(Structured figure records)
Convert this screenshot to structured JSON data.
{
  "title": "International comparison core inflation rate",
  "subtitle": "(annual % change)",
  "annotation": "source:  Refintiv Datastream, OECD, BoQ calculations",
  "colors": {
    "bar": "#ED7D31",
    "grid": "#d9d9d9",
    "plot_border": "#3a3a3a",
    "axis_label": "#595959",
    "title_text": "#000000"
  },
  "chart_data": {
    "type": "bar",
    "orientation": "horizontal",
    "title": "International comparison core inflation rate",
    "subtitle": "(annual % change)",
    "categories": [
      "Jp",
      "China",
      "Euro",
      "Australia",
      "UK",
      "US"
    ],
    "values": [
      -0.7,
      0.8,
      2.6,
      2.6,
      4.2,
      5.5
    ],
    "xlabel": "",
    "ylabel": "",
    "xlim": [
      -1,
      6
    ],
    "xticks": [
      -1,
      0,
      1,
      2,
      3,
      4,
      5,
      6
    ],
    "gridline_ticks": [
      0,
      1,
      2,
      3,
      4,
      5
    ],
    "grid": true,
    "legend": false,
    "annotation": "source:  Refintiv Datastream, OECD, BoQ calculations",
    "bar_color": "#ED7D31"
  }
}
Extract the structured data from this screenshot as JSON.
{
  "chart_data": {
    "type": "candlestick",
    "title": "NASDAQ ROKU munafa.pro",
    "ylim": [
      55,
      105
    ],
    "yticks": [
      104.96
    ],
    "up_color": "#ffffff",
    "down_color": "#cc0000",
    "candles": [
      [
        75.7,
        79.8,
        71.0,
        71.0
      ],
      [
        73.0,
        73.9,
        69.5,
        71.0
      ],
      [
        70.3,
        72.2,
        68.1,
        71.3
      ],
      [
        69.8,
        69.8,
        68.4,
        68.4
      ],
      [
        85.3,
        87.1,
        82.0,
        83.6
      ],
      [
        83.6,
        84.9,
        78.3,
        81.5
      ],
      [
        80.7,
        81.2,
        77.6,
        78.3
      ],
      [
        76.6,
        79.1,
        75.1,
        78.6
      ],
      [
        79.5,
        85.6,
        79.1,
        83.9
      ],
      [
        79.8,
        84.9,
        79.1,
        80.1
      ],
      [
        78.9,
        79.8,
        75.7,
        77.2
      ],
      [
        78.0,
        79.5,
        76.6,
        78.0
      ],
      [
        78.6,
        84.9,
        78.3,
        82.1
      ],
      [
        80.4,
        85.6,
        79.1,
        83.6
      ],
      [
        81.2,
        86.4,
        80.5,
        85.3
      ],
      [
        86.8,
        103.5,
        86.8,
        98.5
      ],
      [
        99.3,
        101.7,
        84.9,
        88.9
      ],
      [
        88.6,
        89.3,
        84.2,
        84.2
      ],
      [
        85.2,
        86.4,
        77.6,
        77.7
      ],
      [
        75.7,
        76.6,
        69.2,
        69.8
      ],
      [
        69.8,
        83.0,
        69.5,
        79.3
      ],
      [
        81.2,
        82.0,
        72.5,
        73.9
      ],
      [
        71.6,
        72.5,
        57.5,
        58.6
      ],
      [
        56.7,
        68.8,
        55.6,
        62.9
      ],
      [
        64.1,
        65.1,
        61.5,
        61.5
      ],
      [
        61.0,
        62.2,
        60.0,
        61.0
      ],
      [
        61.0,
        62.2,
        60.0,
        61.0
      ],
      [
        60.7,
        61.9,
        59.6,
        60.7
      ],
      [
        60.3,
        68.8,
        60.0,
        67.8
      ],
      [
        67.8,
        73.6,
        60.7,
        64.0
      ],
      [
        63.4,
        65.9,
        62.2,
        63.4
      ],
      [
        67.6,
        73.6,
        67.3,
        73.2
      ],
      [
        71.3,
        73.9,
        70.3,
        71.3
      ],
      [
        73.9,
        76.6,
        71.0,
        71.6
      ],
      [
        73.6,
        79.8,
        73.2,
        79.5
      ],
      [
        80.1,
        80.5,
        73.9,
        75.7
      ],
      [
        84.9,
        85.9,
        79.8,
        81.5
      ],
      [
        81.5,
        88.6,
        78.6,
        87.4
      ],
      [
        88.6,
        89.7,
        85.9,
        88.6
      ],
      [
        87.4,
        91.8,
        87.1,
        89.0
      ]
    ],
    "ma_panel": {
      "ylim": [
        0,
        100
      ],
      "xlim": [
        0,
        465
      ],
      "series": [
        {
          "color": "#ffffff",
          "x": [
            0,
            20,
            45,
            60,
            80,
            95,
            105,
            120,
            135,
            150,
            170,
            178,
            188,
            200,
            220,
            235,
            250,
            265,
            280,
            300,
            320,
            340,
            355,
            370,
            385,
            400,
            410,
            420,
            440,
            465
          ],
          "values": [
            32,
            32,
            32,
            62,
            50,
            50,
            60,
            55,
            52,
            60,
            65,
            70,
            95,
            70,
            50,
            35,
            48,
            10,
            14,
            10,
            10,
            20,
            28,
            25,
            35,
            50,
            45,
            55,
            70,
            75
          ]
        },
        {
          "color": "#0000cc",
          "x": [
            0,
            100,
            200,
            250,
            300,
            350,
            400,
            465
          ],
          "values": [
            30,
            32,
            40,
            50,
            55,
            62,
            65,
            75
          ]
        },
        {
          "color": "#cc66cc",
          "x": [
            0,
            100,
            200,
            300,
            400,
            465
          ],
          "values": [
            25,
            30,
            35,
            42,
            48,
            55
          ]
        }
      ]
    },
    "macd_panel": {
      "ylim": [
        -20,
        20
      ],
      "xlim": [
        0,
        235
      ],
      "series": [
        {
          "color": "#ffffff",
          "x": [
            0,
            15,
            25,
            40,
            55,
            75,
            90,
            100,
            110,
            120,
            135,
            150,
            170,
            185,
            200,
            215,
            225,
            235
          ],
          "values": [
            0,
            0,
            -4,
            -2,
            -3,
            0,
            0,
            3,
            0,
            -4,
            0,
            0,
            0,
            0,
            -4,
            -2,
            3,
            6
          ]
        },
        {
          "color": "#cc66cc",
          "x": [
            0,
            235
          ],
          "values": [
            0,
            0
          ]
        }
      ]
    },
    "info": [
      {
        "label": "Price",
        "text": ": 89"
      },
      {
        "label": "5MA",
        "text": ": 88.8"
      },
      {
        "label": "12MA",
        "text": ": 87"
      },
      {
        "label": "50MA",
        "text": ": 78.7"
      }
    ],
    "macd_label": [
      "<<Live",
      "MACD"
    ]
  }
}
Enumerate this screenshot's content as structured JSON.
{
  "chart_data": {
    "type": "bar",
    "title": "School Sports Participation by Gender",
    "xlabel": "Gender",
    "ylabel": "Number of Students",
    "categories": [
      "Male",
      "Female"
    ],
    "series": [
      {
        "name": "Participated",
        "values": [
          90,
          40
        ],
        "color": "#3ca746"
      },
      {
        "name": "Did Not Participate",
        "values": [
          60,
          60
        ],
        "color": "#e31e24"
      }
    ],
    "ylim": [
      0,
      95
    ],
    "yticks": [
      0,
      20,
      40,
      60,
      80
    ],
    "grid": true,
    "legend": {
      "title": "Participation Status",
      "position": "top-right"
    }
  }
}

REQUIRED TASK |
Exactly reproduce every line of the records.

ANSWER IN FULL |
Convert this screenshot to structured JSON data.
{
  "title": "International comparison core inflation rate",
  "subtitle": "(annual % change)",
  "annotation": "source:  Refintiv Datastream, OECD, BoQ calculations",
  "colors": {
    "bar": "#ED7D31",
    "grid": "#d9d9d9",
    "plot_border": "#3a3a3a",
    "axis_label": "#595959",
    "title_text": "#000000"
  },
  "chart_data": {
    "type": "bar",
    "orientation": "horizontal",
    "title": "International comparison core inflation rate",
    "subtitle": "(annual % change)",
    "categories": [
      "Jp",
      "China",
      "Euro",
      "Australia",
      "UK",
      "US"
    ],
    "values": [
      -0.7,
      0.8,
      2.6,
      2.6,
      4.2,
      5.5
    ],
    "xlabel": "",
    "ylabel": "",
    "xlim": [
      -1,
      6
    ],
    "xticks": [
      -1,
      0,
      1,
      2,
      3,
      4,
      5,
      6
    ],
    "gridline_ticks": [
      0,
      1,
      2,
      3,
      4,
      5
    ],
    "grid": true,
    "legend": false,
    "annotation": "source:  Refintiv Datastream, OECD, BoQ calculations",
    "bar_color": "#ED7D31"
  }
}
Extract the structured data from this screenshot as JSON.
{
  "chart_data": {
    "type": "candlestick",
    "title": "NASDAQ ROKU munafa.pro",
    "ylim": [
      55,
      105
    ],
    "yticks": [
      104.96
    ],
    "up_color": "#ffffff",
    "down_color": "#cc0000",
    "candles": [
      [
        75.7,
        79.8,
        71.0,
        71.0
      ],
      [
        73.0,
        73.9,
        69.5,
        71.0
      ],
      [
        70.3,
        72.2,
        68.1,
        71.3
      ],
      [
        69.8,
        69.8,
        68.4,
        68.4
      ],
      [
        85.3,
        87.1,
        82.0,
        83.6
      ],
      [
        83.6,
        84.9,
        78.3,
        81.5
      ],
      [
        80.7,
        81.2,
        77.6,
        78.3
      ],
      [
        76.6,
        79.1,
        75.1,
        78.6
      ],
      [
        79.5,
        85.6,
        79.1,
        83.9
      ],
      [
        79.8,
        84.9,
        79.1,
        80.1
      ],
      [
        78.9,
        79.8,
        75.7,
        77.2
      ],
      [
        78.0,
        79.5,
        76.6,
        78.0
      ],
      [
        78.6,
        84.9,
        78.3,
        82.1
      ],
      [
        80.4,
        85.6,
        79.1,
        83.6
      ],
      [
        81.2,
        86.4,
        80.5,
        85.3
      ],
      [
        86.8,
        103.5,
        86.8,
        98.5
      ],
      [
        99.3,
        101.7,
        84.9,
        88.9
      ],
      [
        88.6,
        89.3,
        84.2,
        84.2
      ],
      [
        85.2,
        86.4,
        77.6,
        77.7
      ],
      [
        75.7,
        76.6,
        69.2,
        69.8
      ],
      [
        69.8,
        83.0,
        69.5,
        79.3
      ],
      [
        81.2,
        82.0,
        72.5,
        73.9
      ],
      [
        71.6,
        72.5,
        57.5,
        58.6
      ],
      [
        56.7,
        68.8,
        55.6,
        62.9
      ],
      [
        64.1,
        65.1,
        61.5,
        61.5
      ],
      [
        61.0,
        62.2,
        60.0,
        61.0
      ],
      [
        61.0,
        62.2,
        60.0,
        61.0
      ],
      [
        60.7,
        61.9,
        59.6,
        60.7
      ],
      [
        60.3,
        68.8,
        60.0,
        67.8
      ],
      [
        67.8,
        73.6,
        60.7,
        64.0
      ],
      [
        63.4,
        65.9,
        62.2,
        63.4
      ],
      [
        67.6,
        73.6,
        67.3,
        73.2
      ],
      [
        71.3,
        73.9,
        70.3,
        71.3
      ],
      [
        73.9,
        76.6,
        71.0,
        71.6
      ],
      [
        73.6,
        79.8,
        73.2,
        79.5
      ],
      [
        80.1,
        80.5,
        73.9,
        75.7
      ],
      [
        84.9,
        85.9,
        79.8,
        81.5
      ],
      [
        81.5,
        88.6,
        78.6,
        87.4
      ],
      [
        88.6,
        89.7,
        85.9,
        88.6
      ],
      [
        87.4,
        91.8,
        87.1,
        89.0
      ]
    ],
    "ma_panel": {
      "ylim": [
        0,
        100
      ],
      "xlim": [
        0,
        465
      ],
      "series": [
        {
          "color": "#ffffff",
          "x": [
            0,
            20,
            45,
            60,
            80,
            95,
            105,
            120,
            135,
            150,
            170,
            178,
            188,
            200,
            220,
            235,
            250,
            265,
            280,
            300,
            320,
            340,
            355,
            370,
            385,
            400,
            410,
            420,
            440,
            465
          ],
          "values": [
            32,
            32,
            32,
            62,
            50,
            50,
            60,
            55,
            52,
            60,
            65,
            70,
            95,
            70,
            50,
            35,
            48,
            10,
            14,
            10,
            10,
            20,
            28,
            25,
            35,
            50,
            45,
            55,
            70,
            75
          ]
        },
        {
          "color": "#0000cc",
          "x": [
            0,
            100,
            200,
            250,
            300,
            350,
            400,
            465
          ],
          "values": [
            30,
            32,
            40,
            50,
            55,
            62,
            65,
            75
          ]
        },
        {
          "color": "#cc66cc",
          "x": [
            0,
            100,
            200,
            300,
            400,
            465
          ],
          "values": [
            25,
            30,
            35,
            42,
            48,
            55
          ]
        }
      ]
    },
    "macd_panel": {
      "ylim": [
        -20,
        20
      ],
      "xlim": [
        0,
        235
      ],
      "series": [
        {
          "color": "#ffffff",
          "x": [
            0,
            15,
            25,
            40,
            55,
            75,
            90,
            100,
            110,
            120,
            135,
            150,
            170,
            185,
            200,
            215,
            225,
            235
          ],
          "values": [
            0,
            0,
            -4,
            -2,
            -3,
            0,
            0,
            3,
            0,
            -4,
            0,
            0,
            0,
            0,
            -4,
            -2,
            3,
            6
          ]
        },
        {
          "color": "#cc66cc",
          "x": [
            0,
            235
          ],
          "values": [
            0,
            0
          ]
        }
      ]
    },
    "info": [
      {
        "label": "Price",
        "text": ": 89"
      },
      {
        "label": "5MA",
        "text": ": 88.8"
      },
      {
        "label": "12MA",
        "text": ": 87"
      },
      {
        "label": "50MA",
        "text": ": 78.7"
      }
    ],
    "macd_label": [
      "<<Live",
      "MACD"
    ]
  }
}
Enumerate this screenshot's content as structured JSON.
{
  "chart_data": {
    "type": "bar",
    "title": "School Sports Participation by Gender",
    "xlabel": "Gender",
    "ylabel": "Number of Students",
    "categories": [
      "Male",
      "Female"
    ],
    "series": [
      {
        "name": "Participated",
        "values": [
          90,
          40
        ],
        "color": "#3ca746"
      },
      {
        "name": "Did Not Participate",
        "values": [
          60,
          60
        ],
        "color": "#e31e24"
      }
    ],
    "ylim": [
      0,
      95
    ],
    "yticks": [
      0,
      20,
      40,
      60,
      80
    ],
    "grid": true,
    "legend": {
      "title": "Participation Status",
      "position": "top-right"
    }
  }
}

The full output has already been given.